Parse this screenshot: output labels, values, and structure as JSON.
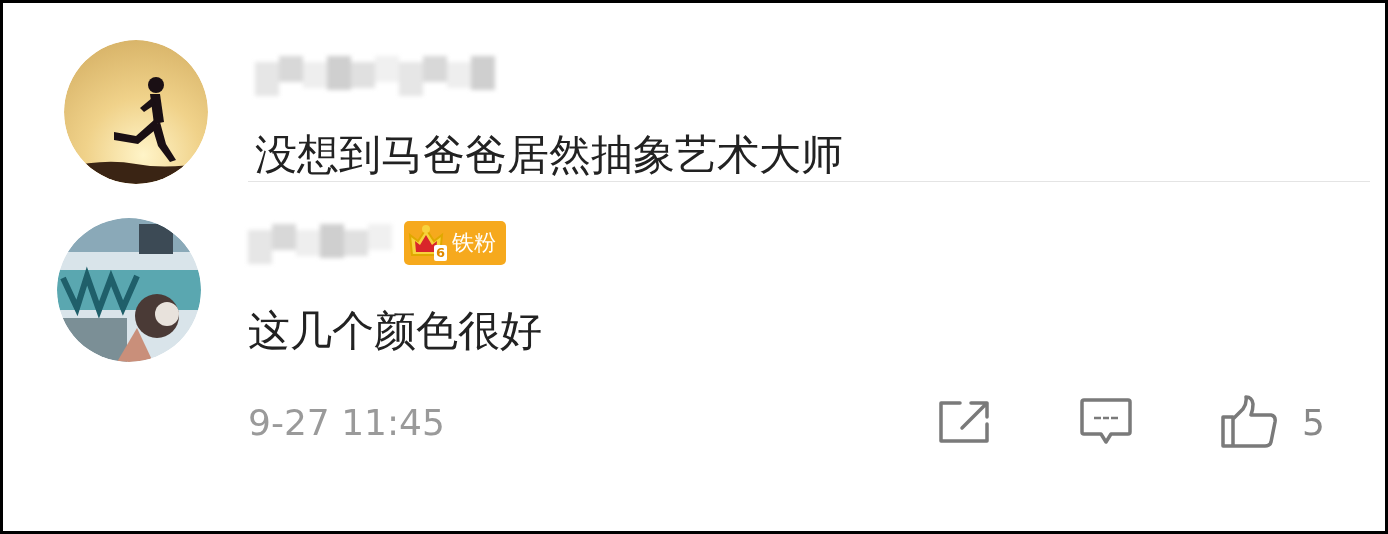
{
  "comments": [
    {
      "text": "没想到马爸爸居然抽象艺术大师"
    },
    {
      "badge": {
        "level": "6",
        "label": "铁粉"
      },
      "text": "这几个颜色很好"
    }
  ],
  "footer": {
    "time": "9-27 11:45",
    "like_count": "5"
  }
}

THE EXERCISE: Strip out the pictures and quote the remaining data word for word.

SOLUTION BELOW:
Parse this screenshot: output labels, values, and structure as JSON.
{
  "comments": [
    {
      "text": "没想到马爸爸居然抽象艺术大师"
    },
    {
      "badge": {
        "level": "6",
        "label": "铁粉"
      },
      "text": "这几个颜色很好"
    }
  ],
  "footer": {
    "time": "9-27 11:45",
    "like_count": "5"
  }
}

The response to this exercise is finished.